** Written instruction **
Find the lines containing the word "pangyayari" and copy every one of them.

════════════════

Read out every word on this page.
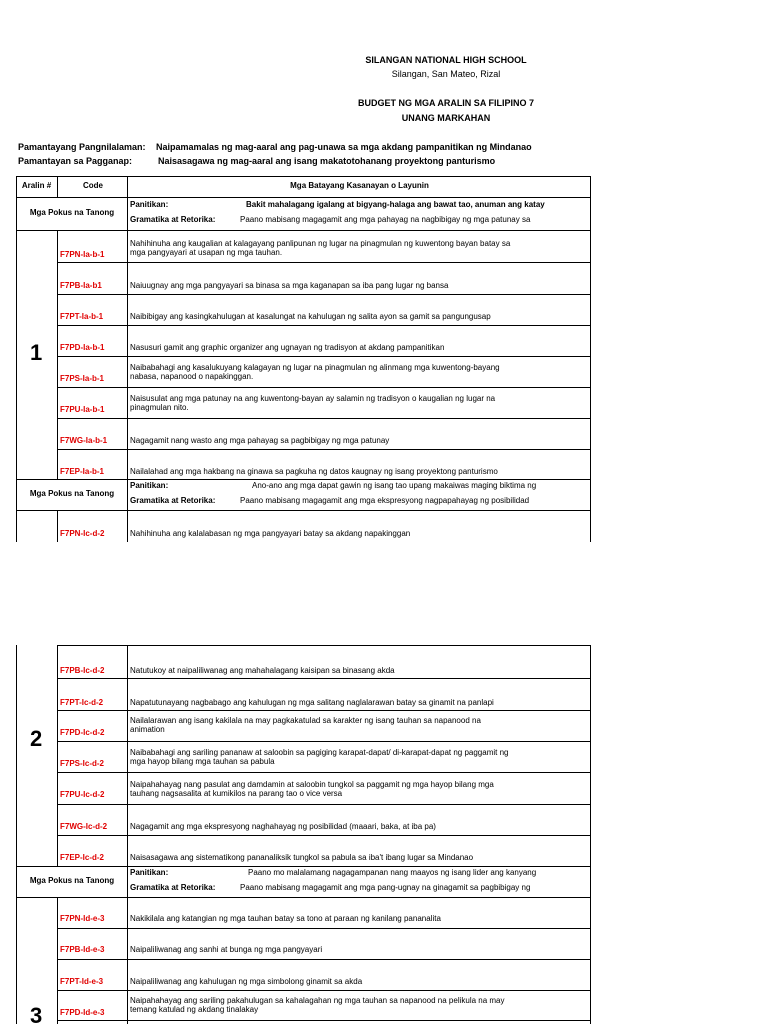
SILANGAN NATIONAL HIGH SCHOOL
Silangan, San Mateo, Rizal
BUDGET NG MGA ARALIN SA FILIPINO 7
UNANG MARKAHAN
Pamantayang Pangnilalaman: Naipamamalas ng mag-aaral ang pag-unawa sa mga akdang pampanitikan ng Mindanao
Pamantayan sa Pagganap:	Naisasagawa ng mag-aaral ang isang makatotohanang proyektong panturismo
Aralin #	Code	Mga Batayang Kasanayan o Layunin
Mga Pokus na Tanong
Panitikan:	Bakit mahalagang igalang at bigyang-halaga ang bawat tao, anuman ang katay
Gramatika at Retorika:	Paano mabisang magagamit ang mga pahayag na nagbibigay ng mga patunay sa
1
F7PN-Ia-b-1
Nahihinuha ang kaugalian at kalagayang panlipunan ng lugar na pinagmulan ng kuwentong bayan batay sa
mga pangyayari at usapan ng mga tauhan.
F7PB-Ia-b1	Naiuugnay ang mga pangyayari sa binasa sa mga kaganapan sa iba pang lugar ng bansa
F7PT-Ia-b-1	Naibibigay ang kasingkahulugan at kasalungat na kahulugan ng salita ayon sa gamit sa pangungusap
F7PD-Ia-b-1	Nasusuri gamit ang graphic organizer ang ugnayan ng tradisyon at akdang pampanitikan
F7PS-Ia-b-1
Naibabahagi ang kasalukuyang kalagayan ng lugar na pinagmulan ng alinmang mga kuwentong-bayang
nabasa, napanood o napakinggan.
F7PU-Ia-b-1
Naisusulat ang mga patunay na ang kuwentong-bayan ay salamin ng tradisyon o kaugalian ng lugar na
pinagmulan nito.
F7WG-Ia-b-1	Nagagamit nang wasto ang mga pahayag sa pagbibigay ng mga patunay
F7EP-Ia-b-1	Nailalahad ang mga hakbang na ginawa sa pagkuha ng datos kaugnay ng isang proyektong panturismo
Mga Pokus na Tanong
Panitikan:	Ano-ano ang mga dapat gawin ng isang tao upang makaiwas maging biktima ng
Gramatika at Retorika:	Paano mabisang magagamit ang mga ekspresyong nagpapahayag ng posibilidad
F7PN-Ic-d-2	Nahihinuha ang kalalabasan ng mga pangyayari batay sa akdang napakinggan
2
F7PB-Ic-d-2	Natutukoy at naipaliliwanag ang mahahalagang kaisipan sa binasang akda
F7PT-Ic-d-2	Napatutunayang nagbabago ang kahulugan ng mga salitang naglalarawan batay sa ginamit na panlapi
F7PD-Ic-d-2
Nailalarawan ang isang kakilala na may pagkakatulad sa karakter ng isang tauhan sa napanood na
animation
F7PS-Ic-d-2
Naibabahagi ang sariling pananaw at saloobin sa pagiging karapat-dapat/ di-karapat-dapat ng paggamit ng
mga hayop bilang mga tauhan sa pabula
F7PU-Ic-d-2
Naipahahayag nang pasulat ang damdamin at saloobin tungkol sa paggamit ng mga hayop bilang mga
tauhang nagsasalita at kumikilos na parang tao o vice versa
F7WG-Ic-d-2	Nagagamit ang mga ekspresyong naghahayag ng posibilidad (maaari, baka, at iba pa)
F7EP-Ic-d-2	Naisasagawa ang sistematikong pananaliksik tungkol sa pabula sa iba't ibang lugar sa Mindanao
Mga Pokus na Tanong
Panitikan:	Paano mo malalamang nagagampanan nang maayos ng isang lider ang kanyang
Gramatika at Retorika:	Paano mabisang magagamit ang mga pang-ugnay na ginagamit sa pagbibigay ng
3
F7PN-Id-e-3	Nakikilala ang katangian ng mga tauhan batay sa tono at paraan ng kanilang pananalita
F7PB-Id-e-3	Naipaliliwanag ang sanhi at bunga ng mga pangyayari
F7PT-Id-e-3	Naipaliliwanag ang kahulugan ng mga simbolong ginamit sa akda
F7PD-Id-e-3
Naipahahayag ang sariling pakahulugan sa kahalagahan ng mga tauhan sa napanood na pelikula na may
temang katulad ng akdang tinalakay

════════════════

** Answer for the task **
mga pangyayari at usapan ng mga tauhan.
F7PB-Ia-b1	Naiuugnay ang mga pangyayari sa binasa sa mga kaganapan sa iba pang lugar ng bansa
F7PN-Ic-d-2	Nahihinuha ang kalalabasan ng mga pangyayari batay sa akdang napakinggan
F7PB-Id-e-3	Naipaliliwanag ang sanhi at bunga ng mga pangyayari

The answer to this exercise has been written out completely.